<<<<
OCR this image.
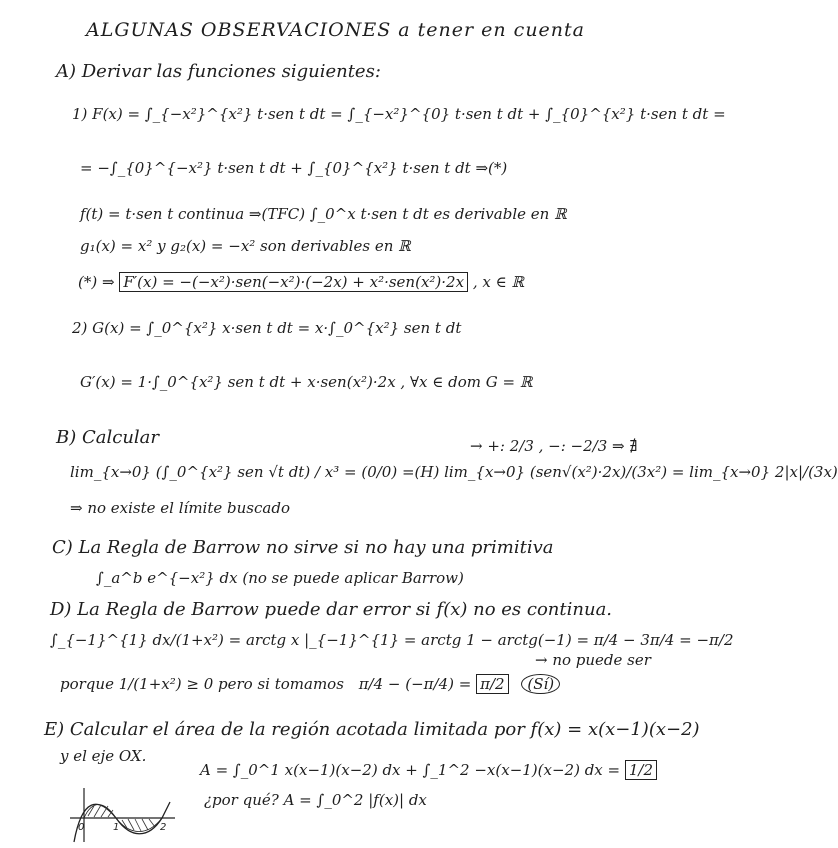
ALGUNAS OBSERVACIONES a tener en cuenta
A) Derivar las funciones siguientes:
1) F(x) = ∫_{−x²}^{x²} t·sen t dt = ∫_{−x²}^{0} t·sen t dt + ∫_{0}^{x²} t·sen t dt =
= −∫_{0}^{−x²} t·sen t dt + ∫_{0}^{x²} t·sen t dt ⇒(*)
f(t) = t·sen t continua ⇒(TFC) ∫_0^x t·sen t dt es derivable en ℝ
g₁(x) = x² y g₂(x) = −x² son derivables en ℝ
(*) ⇒ F′(x) = −(−x²)·sen(−x²)·(−2x) + x²·sen(x²)·2x , x ∈ ℝ
2) G(x) = ∫_0^{x²} x·sen t dt = x·∫_0^{x²} sen t dt
G′(x) = 1·∫_0^{x²} sen t dt + x·sen(x²)·2x , ∀x ∈ dom G = ℝ
B) Calcular
lim_{x→0} (∫_0^{x²} sen √t dt) / x³ = (0/0) =(H) lim_{x→0} (sen√(x²)·2x)/(3x²) = lim_{x→0} 2|x|/(3x)
→ +: 2/3 , −: −2/3 ⇒ ∄
⇒ no existe el límite buscado
C) La Regla de Barrow no sirve si no hay una primitiva
∫_a^b e^{−x²} dx (no se puede aplicar Barrow)
D) La Regla de Barrow puede dar error si f(x) no es continua.
∫_{−1}^{1} dx/(1+x²) = arctg x |_{−1}^{1} = arctg 1 − arctg(−1) = π/4 − 3π/4 = −π/2
→ no puede ser
porque 1/(1+x²) ≥ 0 pero si tomamos π/4 − (−π/4) = π/2 (Sí)
E) Calcular el área de la región acotada limitada por f(x) = x(x−1)(x−2)
y el eje OX.
A = ∫_0^1 x(x−1)(x−2) dx + ∫_1^2 −x(x−1)(x−2) dx = 1/2
¿por qué? A = ∫_0^2 |f(x)| dx
0	1	2
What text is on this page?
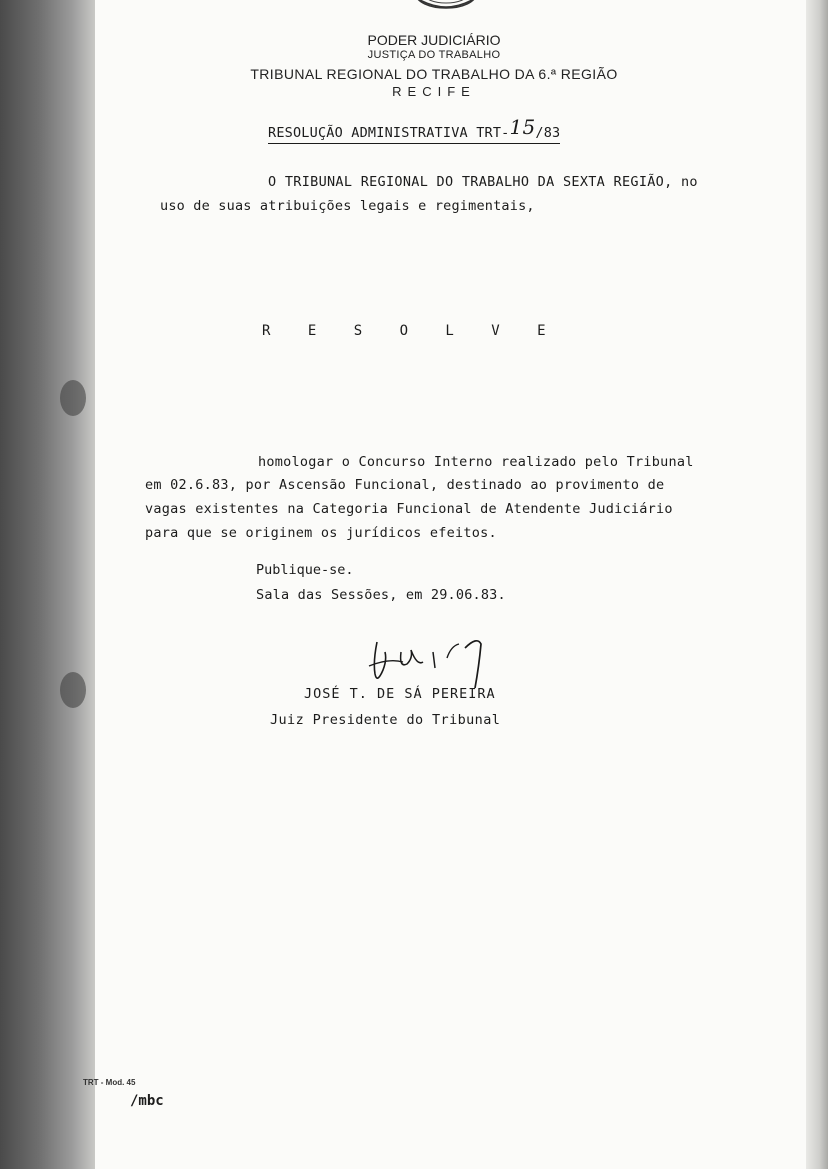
PODER JUDICIÁRIO
JUSTIÇA DO TRABALHO
TRIBUNAL REGIONAL DO TRABALHO DA 6.ª REGIÃO
RECIFE
RESOLUÇÃO ADMINISTRATIVA TRT-15/83
O TRIBUNAL REGIONAL DO TRABALHO DA SEXTA REGIÃO, no
uso de suas atribuições legais e regimentais,
R E S O L V E
homologar o Concurso Interno realizado pelo Tribunal
em 02.6.83, por Ascensão Funcional, destinado ao provimento de
vagas existentes na Categoria Funcional de Atendente Judiciário
para que se originem os jurídicos efeitos.
Publique-se.
Sala das Sessões, em 29.06.83.
JOSÉ T. DE SÁ PEREIRA
Juiz Presidente do Tribunal
TRT - Mod. 45
/mbc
>>>>
Make an exact copy of the records shown above, without the pictures.

Correct answer:
OCR this image.
ALGUNAS OBSERVACIONES a tener en cuenta
A) Derivar las funciones siguientes:
1) F(x) = ∫_{−x²}^{x²} t·sen t dt = ∫_{−x²}^{0} t·sen t dt + ∫_{0}^{x²} t·sen t dt =
= −∫_{0}^{−x²} t·sen t dt + ∫_{0}^{x²} t·sen t dt ⇒(*)
f(t) = t·sen t continua ⇒(TFC) ∫_0^x t·sen t dt es derivable en ℝ
g₁(x) = x² y g₂(x) = −x² son derivables en ℝ
(*) ⇒ F′(x) = −(−x²)·sen(−x²)·(−2x) + x²·sen(x²)·2x , x ∈ ℝ
2) G(x) = ∫_0^{x²} x·sen t dt = x·∫_0^{x²} sen t dt
G′(x) = 1·∫_0^{x²} sen t dt + x·sen(x²)·2x , ∀x ∈ dom G = ℝ
B) Calcular
lim_{x→0} (∫_0^{x²} sen √t dt) / x³ = (0/0) =(H) lim_{x→0} (sen√(x²)·2x)/(3x²) = lim_{x→0} 2|x|/(3x)
→ +: 2/3 , −: −2/3 ⇒ ∄
⇒ no existe el límite buscado
C) La Regla de Barrow no sirve si no hay una primitiva
∫_a^b e^{−x²} dx (no se puede aplicar Barrow)
D) La Regla de Barrow puede dar error si f(x) no es continua.
∫_{−1}^{1} dx/(1+x²) = arctg x |_{−1}^{1} = arctg 1 − arctg(−1) = π/4 − 3π/4 = −π/2
→ no puede ser
porque 1/(1+x²) ≥ 0 pero si tomamos π/4 − (−π/4) = π/2 (Sí)
E) Calcular el área de la región acotada limitada por f(x) = x(x−1)(x−2)
y el eje OX.
A = ∫_0^1 x(x−1)(x−2) dx + ∫_1^2 −x(x−1)(x−2) dx = 1/2
¿por qué? A = ∫_0^2 |f(x)| dx
0	1	2
What text is on this page?
PODER JUDICIÁRIO
JUSTIÇA DO TRABALHO
TRIBUNAL REGIONAL DO TRABALHO DA 6.ª REGIÃO
RECIFE
RESOLUÇÃO ADMINISTRATIVA TRT-15/83
O TRIBUNAL REGIONAL DO TRABALHO DA SEXTA REGIÃO, no
uso de suas atribuições legais e regimentais,
R E S O L V E
homologar o Concurso Interno realizado pelo Tribunal
em 02.6.83, por Ascensão Funcional, destinado ao provimento de
vagas existentes na Categoria Funcional de Atendente Judiciário
para que se originem os jurídicos efeitos.
Publique-se.
Sala das Sessões, em 29.06.83.
JOSÉ T. DE SÁ PEREIRA
Juiz Presidente do Tribunal
TRT - Mod. 45
/mbc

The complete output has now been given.